→ Aim of the task:
Your reply should be one number: the count of lines holding the word "bottom".

▼▼▼

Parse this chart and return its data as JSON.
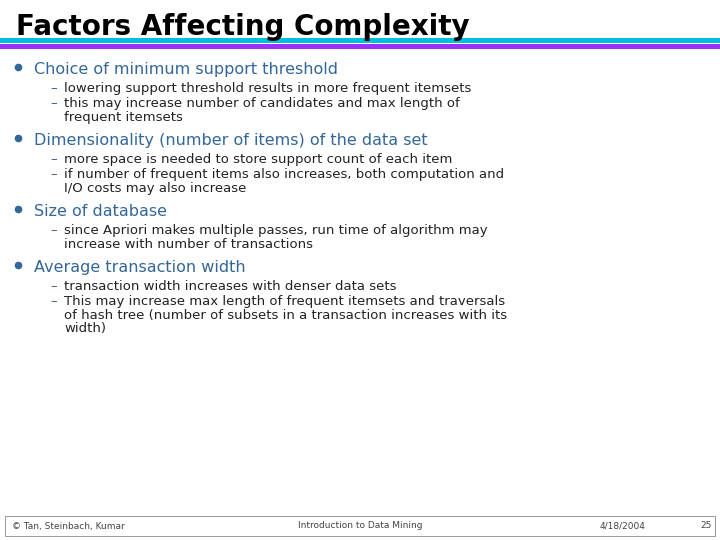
{
  "title": "Factors Affecting Complexity",
  "title_color": "#000000",
  "title_fontsize": 20,
  "bg_color": "#ffffff",
  "bar1_color": "#00BFDF",
  "bar2_color": "#9B30FF",
  "bullet_color": "#336699",
  "sub_color": "#336699",
  "text_color": "#222222",
  "footer_color": "#444444",
  "bullets": [
    {
      "text": "Choice of minimum support threshold",
      "subs": [
        "lowering support threshold results in more frequent itemsets",
        "this may increase number of candidates and max length of\nfrequent itemsets"
      ]
    },
    {
      "text": "Dimensionality (number of items) of the data set",
      "subs": [
        "more space is needed to store support count of each item",
        "if number of frequent items also increases, both computation and\nI/O costs may also increase"
      ]
    },
    {
      "text": "Size of database",
      "subs": [
        "since Apriori makes multiple passes, run time of algorithm may\nincrease with number of transactions"
      ]
    },
    {
      "text": "Average transaction width",
      "subs": [
        "transaction width increases with denser data sets",
        "This may increase max length of frequent itemsets and traversals\nof hash tree (number of subsets in a transaction increases with its\nwidth)"
      ]
    }
  ],
  "footer_left": "© Tan, Steinbach, Kumar",
  "footer_center": "Introduction to Data Mining",
  "footer_right": "4/18/2004",
  "footer_page": "25"
}
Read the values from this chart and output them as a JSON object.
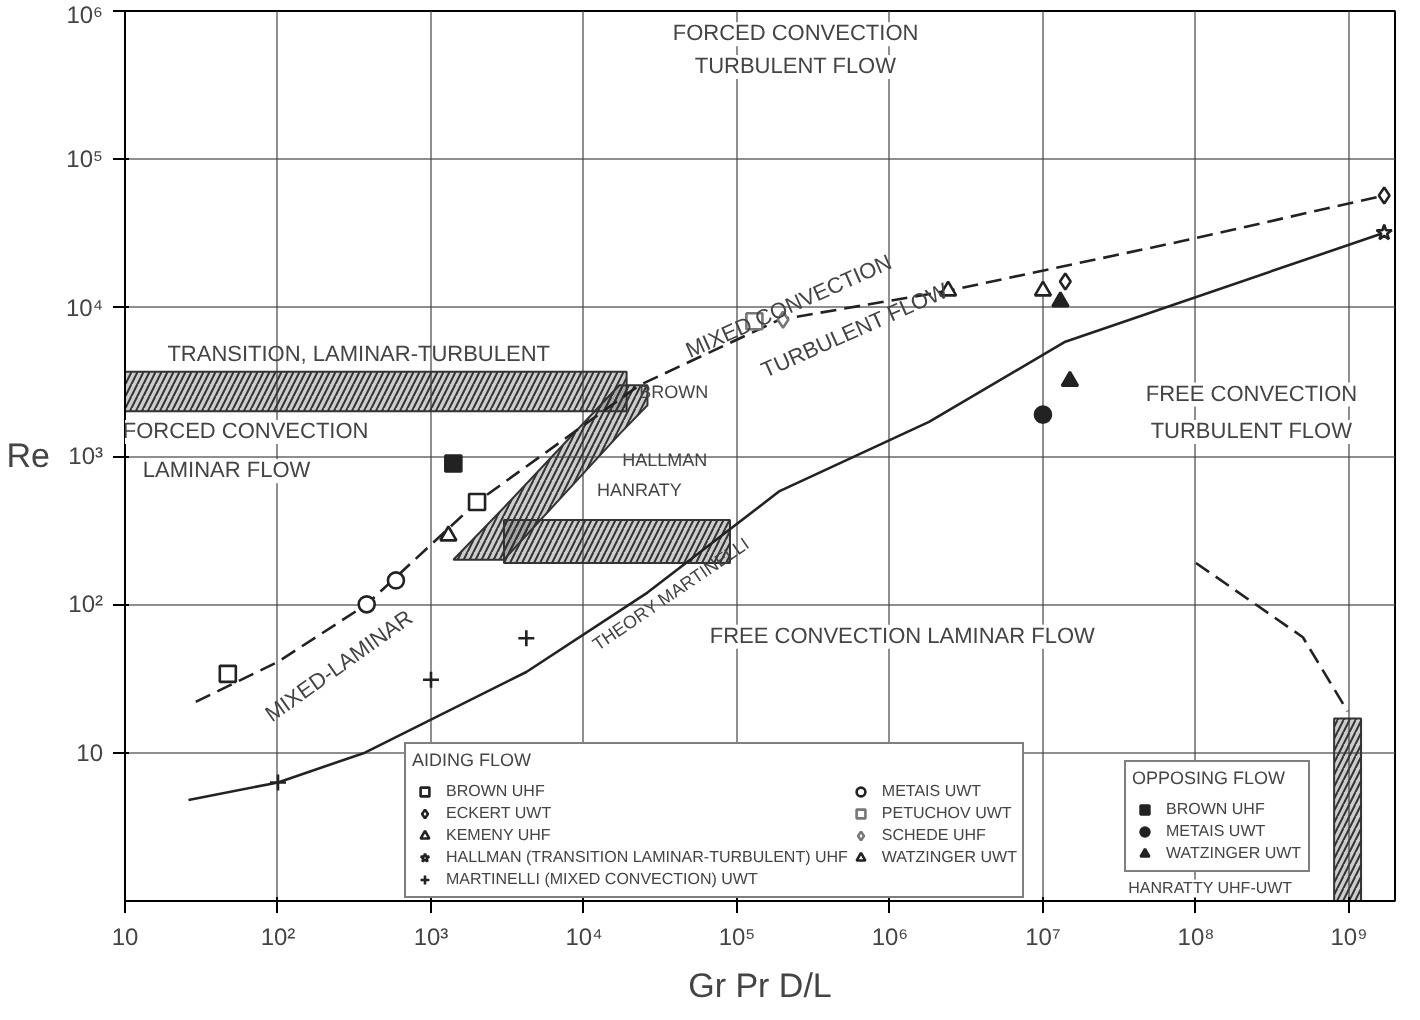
{
  "chart_data": {
    "type": "line",
    "xlabel": "Gr Pr D/L",
    "ylabel": "Re",
    "log": "xy",
    "grid": true,
    "legend": "bottom",
    "legend_title": "AIDING FLOW",
    "xlim": [
      10,
      2000000000
    ],
    "ylim": [
      1,
      1000000
    ],
    "xticks": [
      10,
      {
        "value": 100,
        "label": "10²"
      },
      {
        "value": 1000,
        "label": "10³"
      },
      {
        "value": 10000,
        "label": "10⁴"
      },
      {
        "value": 100000,
        "label": "10⁵"
      },
      {
        "value": 1000000,
        "label": "10⁶"
      },
      {
        "value": 10000000,
        "label": "10⁷"
      },
      {
        "value": 100000000,
        "label": "10⁸"
      },
      {
        "value": 1000000000,
        "label": "10⁹"
      }
    ],
    "yticks": [
      10,
      {
        "value": 100,
        "label": "10²"
      },
      {
        "value": 1000,
        "label": "10³"
      },
      {
        "value": 10000,
        "label": "10⁴"
      },
      {
        "value": 100000,
        "label": "10⁵"
      },
      {
        "value": 1000000,
        "label": "10⁶"
      }
    ],
    "series": [
      {
        "color": "#333333",
        "x": [
          10,
          19000
        ],
        "values": [
          null,
          null
        ],
        "lower": [
          2000,
          2000
        ],
        "upper": [
          3700,
          3700
        ]
      },
      {
        "color": "#333333",
        "x": [
          1400,
          3000,
          17000,
          26000
        ],
        "values": [
          null,
          null,
          null,
          null
        ],
        "lower": [
          200,
          200,
          1400,
          2200
        ],
        "upper": [
          200,
          450,
          3000,
          3000
        ]
      },
      {
        "color": "#333333",
        "x": [
          3000,
          90000
        ],
        "values": [
          null,
          null
        ],
        "lower": [
          190,
          190
        ],
        "upper": [
          370,
          370
        ]
      },
      {
        "color": "#333333",
        "x": [
          800000000,
          1200000000
        ],
        "values": [
          null,
          null
        ],
        "lower": [
          1,
          1
        ],
        "upper": [
          17,
          17
        ]
      },
      {
        "color": "#222222",
        "line_style": "dashed",
        "x": [
          29,
          100,
          380,
          2000,
          23000,
          190000,
          2400000,
          80000000,
          1700000000
        ],
        "values": [
          22,
          41,
          100,
          490,
          3000,
          8300,
          13000,
          28000,
          57000
        ]
      },
      {
        "color": "#222222",
        "line_style": "solid",
        "x": [
          26,
          100,
          370,
          4200,
          26000,
          190000,
          1800000,
          14000000,
          1700000000
        ],
        "values": [
          4.8,
          6.3,
          10,
          35,
          120,
          580,
          1700,
          5900,
          32000
        ]
      },
      {
        "color": "#222222",
        "line_style": "dashed",
        "x": [
          100000000,
          500000000,
          980000000
        ],
        "values": [
          190,
          60,
          19
        ]
      },
      {
        "type": "scatter",
        "name": "BROWN UHF",
        "marker": "square",
        "color": "#222222",
        "x": [
          47,
          2000
        ],
        "values": [
          34,
          490
        ]
      },
      {
        "type": "scatter",
        "name": "ECKERT UWT",
        "marker": "diamond",
        "color": "#222222",
        "x": [
          14000000,
          1700000000
        ],
        "values": [
          15000,
          57000
        ]
      },
      {
        "type": "scatter",
        "name": "KEMENY UHF",
        "marker": "triangle",
        "color": "#222222",
        "x": [
          1300
        ],
        "values": [
          290
        ]
      },
      {
        "type": "scatter",
        "name": "HALLMAN (TRANSITION LAMINAR-TURBULENT) UHF",
        "marker": "star",
        "color": "#222222",
        "x": [
          1700000000
        ],
        "values": [
          32000
        ]
      },
      {
        "type": "scatter",
        "name": "MARTINELLI (MIXED CONVECTION) UWT",
        "marker": "cross",
        "color": "#222222",
        "x": [
          100,
          1000,
          4200
        ],
        "values": [
          6.3,
          31,
          59
        ]
      },
      {
        "type": "scatter",
        "name": "METAIS UWT",
        "marker": "circle",
        "color": "#222222",
        "x": [
          380,
          590
        ],
        "values": [
          100,
          145
        ]
      },
      {
        "type": "scatter",
        "name": "PETUCHOV UWT",
        "marker": "square",
        "color": "#777777",
        "x": [
          130000
        ],
        "values": [
          8100
        ]
      },
      {
        "type": "scatter",
        "name": "SCHEDE UHF",
        "marker": "diamond",
        "color": "#777777",
        "x": [
          200000
        ],
        "values": [
          8300
        ]
      },
      {
        "type": "scatter",
        "name": "WATZINGER UWT",
        "marker": "triangle",
        "color": "#222222",
        "x": [
          2400000,
          10000000
        ],
        "values": [
          13000,
          13000
        ]
      },
      {
        "type": "scatter",
        "name": "BROWN UHF",
        "marker": "square",
        "color": "#222222",
        "x": [
          1400
        ],
        "values": [
          890
        ]
      },
      {
        "type": "scatter",
        "name": "METAIS UWT",
        "marker": "circle",
        "color": "#222222",
        "x": [
          10000000
        ],
        "values": [
          1900
        ]
      },
      {
        "type": "scatter",
        "name": "WATZINGER UWT",
        "marker": "triangle",
        "color": "#222222",
        "x": [
          13000000,
          15000000
        ],
        "values": [
          11000,
          3200
        ]
      }
    ],
    "annotations": [
      "OPPOSING FLOW",
      "HANRATTY UHF-UWT",
      "FORCED CONVECTION",
      "TURBULENT FLOW",
      "TRANSITION, LAMINAR-TURBULENT",
      "FORCED CONVECTION",
      "LAMINAR FLOW",
      "BROWN",
      "HALLMAN",
      "HANRATY",
      "MIXED CONVECTION",
      "TURBULENT FLOW",
      "FREE CONVECTION",
      "TURBULENT FLOW",
      "MIXED-LAMINAR",
      "THEORY MARTINELLI",
      "FREE CONVECTION LAMINAR FLOW"
    ]
  }
}
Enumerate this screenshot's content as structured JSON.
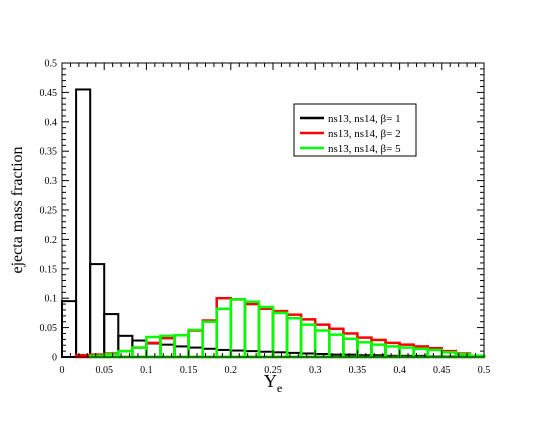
{
  "chart_data": {
    "type": "bar",
    "xlabel": "Y",
    "xlabel_subscript": "e",
    "ylabel": "ejecta mass fraction",
    "xlim": [
      0,
      0.5
    ],
    "ylim": [
      0,
      0.5
    ],
    "grid": false,
    "legend_position": "top-right",
    "bin_width": 0.0167,
    "x_ticks": [
      "0",
      "0.05",
      "0.1",
      "0.15",
      "0.2",
      "0.25",
      "0.3",
      "0.35",
      "0.4",
      "0.45",
      "0.5"
    ],
    "y_ticks": [
      "0",
      "0.05",
      "0.1",
      "0.15",
      "0.2",
      "0.25",
      "0.3",
      "0.35",
      "0.4",
      "0.45",
      "0.5"
    ],
    "x_tick_values": [
      0,
      0.05,
      0.1,
      0.15,
      0.2,
      0.25,
      0.3,
      0.35,
      0.4,
      0.45,
      0.5
    ],
    "y_tick_values": [
      0,
      0.05,
      0.1,
      0.15,
      0.2,
      0.25,
      0.3,
      0.35,
      0.4,
      0.45,
      0.5
    ],
    "bin_starts": [
      0,
      0.0167,
      0.0333,
      0.05,
      0.0667,
      0.0833,
      0.1,
      0.1167,
      0.1333,
      0.15,
      0.1667,
      0.1833,
      0.2,
      0.2167,
      0.2333,
      0.25,
      0.2667,
      0.2833,
      0.3,
      0.3167,
      0.3333,
      0.35,
      0.3667,
      0.3833,
      0.4,
      0.4167,
      0.4333,
      0.45,
      0.4667,
      0.4833
    ],
    "series": [
      {
        "name": "ns13, ns14, β= 1",
        "color": "#000000",
        "values": [
          0.095,
          0.455,
          0.158,
          0.073,
          0.036,
          0.028,
          0.023,
          0.021,
          0.018,
          0.016,
          0.014,
          0.012,
          0.011,
          0.01,
          0.009,
          0.008,
          0.007,
          0.006,
          0.005,
          0.004,
          0.004,
          0.003,
          0.003,
          0.002,
          0.002,
          0.002,
          0.001,
          0.001,
          0.001,
          0.0
        ]
      },
      {
        "name": "ns13, ns14, β= 2",
        "color": "#ff0000",
        "values": [
          0.0,
          0.003,
          0.004,
          0.006,
          0.01,
          0.016,
          0.024,
          0.032,
          0.037,
          0.045,
          0.062,
          0.1,
          0.098,
          0.09,
          0.082,
          0.078,
          0.072,
          0.064,
          0.055,
          0.048,
          0.04,
          0.033,
          0.029,
          0.024,
          0.021,
          0.018,
          0.015,
          0.01,
          0.006,
          0.002
        ]
      },
      {
        "name": "ns13, ns14, β= 5",
        "color": "#00ff00",
        "values": [
          0.0,
          0.0,
          0.002,
          0.005,
          0.01,
          0.016,
          0.034,
          0.036,
          0.037,
          0.046,
          0.06,
          0.082,
          0.098,
          0.094,
          0.085,
          0.075,
          0.066,
          0.055,
          0.045,
          0.038,
          0.031,
          0.025,
          0.021,
          0.018,
          0.016,
          0.014,
          0.012,
          0.008,
          0.005,
          0.002
        ]
      }
    ]
  }
}
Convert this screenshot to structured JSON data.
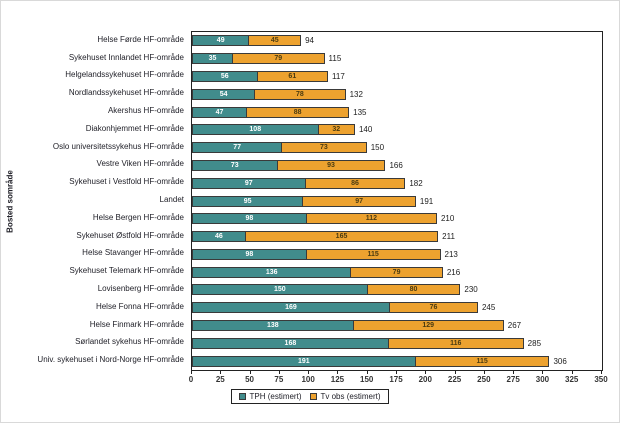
{
  "chart_data": {
    "type": "bar",
    "orientation": "horizontal",
    "stacked": true,
    "title": "",
    "ylabel": "Bosted sområde",
    "xlabel": "",
    "xlim": [
      0,
      350
    ],
    "x_ticks": [
      0,
      25,
      50,
      75,
      100,
      125,
      150,
      175,
      200,
      225,
      250,
      275,
      300,
      325,
      350
    ],
    "grid": false,
    "legend_position": "bottom-center",
    "categories": [
      "Helse Førde HF-område",
      "Sykehuset Innlandet HF-område",
      "Helgelandssykehuset HF-område",
      "Nordlandssykehuset HF-område",
      "Akershus HF-område",
      "Diakonhjemmet HF-område",
      "Oslo universitetssykehus HF-område",
      "Vestre Viken HF-område",
      "Sykehuset i Vestfold HF-område",
      "Landet",
      "Helse Bergen HF-område",
      "Sykehuset Østfold HF-område",
      "Helse Stavanger HF-område",
      "Sykehuset Telemark HF-område",
      "Lovisenberg HF-område",
      "Helse Fonna HF-område",
      "Helse Finmark HF-område",
      "Sørlandet sykehus HF-område",
      "Univ. sykehuset i Nord-Norge HF-område"
    ],
    "series": [
      {
        "name": "TPH (estimert)",
        "color": "#418c8c",
        "values": [
          49,
          35,
          56,
          54,
          47,
          108,
          77,
          73,
          97,
          95,
          98,
          46,
          98,
          136,
          150,
          169,
          138,
          168,
          191
        ]
      },
      {
        "name": "Tv obs (estimert)",
        "color": "#eda22f",
        "values": [
          45,
          79,
          61,
          78,
          88,
          32,
          73,
          93,
          86,
          97,
          112,
          165,
          115,
          79,
          80,
          76,
          129,
          116,
          115
        ]
      }
    ],
    "totals": [
      94,
      115,
      117,
      132,
      135,
      140,
      150,
      166,
      182,
      191,
      210,
      211,
      213,
      216,
      230,
      245,
      267,
      285,
      306
    ]
  },
  "colors": {
    "tph_fill": "#418c8c",
    "tv_fill": "#eda22f",
    "segment_border": "#3a3a3a",
    "plot_border": "#222222",
    "text": "#22222a"
  }
}
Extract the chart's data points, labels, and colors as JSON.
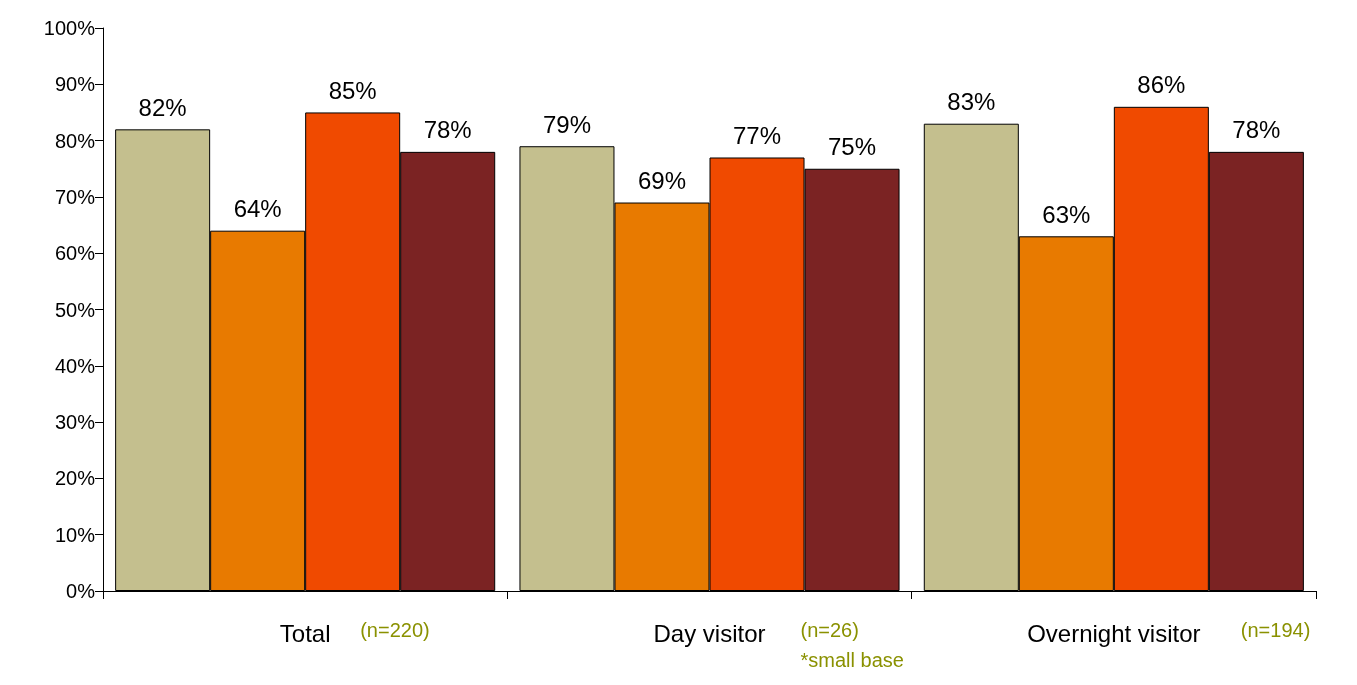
{
  "chart_data": {
    "type": "bar",
    "categories": [
      "Total",
      "Day visitor",
      "Overnight visitor"
    ],
    "series": [
      {
        "color": "#c4bf8e",
        "values": [
          82,
          79,
          83
        ],
        "value_labels": [
          "82%",
          "79%",
          "83%"
        ]
      },
      {
        "color": "#e87a00",
        "values": [
          64,
          69,
          63
        ],
        "value_labels": [
          "64%",
          "69%",
          "63%"
        ]
      },
      {
        "color": "#f04a00",
        "values": [
          85,
          77,
          86
        ],
        "value_labels": [
          "85%",
          "77%",
          "86%"
        ]
      },
      {
        "color": "#7b2323",
        "values": [
          78,
          75,
          78
        ],
        "value_labels": [
          "78%",
          "75%",
          "78%"
        ]
      }
    ],
    "ylim": [
      0,
      100
    ],
    "yticks": [
      {
        "value": 0,
        "label": "0%"
      },
      {
        "value": 10,
        "label": "10%"
      },
      {
        "value": 20,
        "label": "20%"
      },
      {
        "value": 30,
        "label": "30%"
      },
      {
        "value": 40,
        "label": "40%"
      },
      {
        "value": 50,
        "label": "50%"
      },
      {
        "value": 60,
        "label": "60%"
      },
      {
        "value": 70,
        "label": "70%"
      },
      {
        "value": 80,
        "label": "80%"
      },
      {
        "value": 90,
        "label": "90%"
      },
      {
        "value": 100,
        "label": "100%"
      }
    ],
    "grid": false,
    "annotations": [
      "(n=220)",
      "(n=26)\n*small base",
      "(n=194)"
    ]
  }
}
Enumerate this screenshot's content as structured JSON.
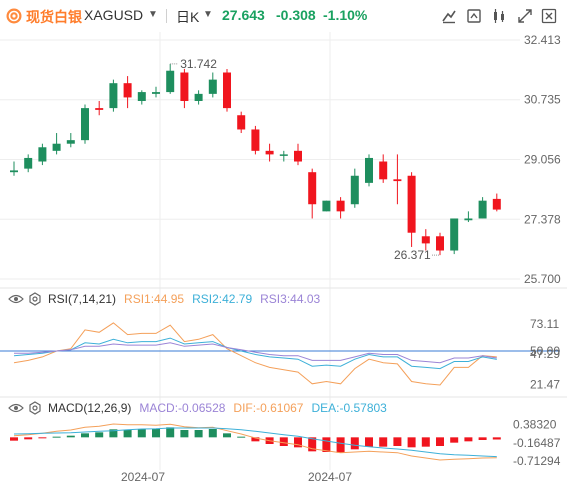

▲▲▲

→ Response:
2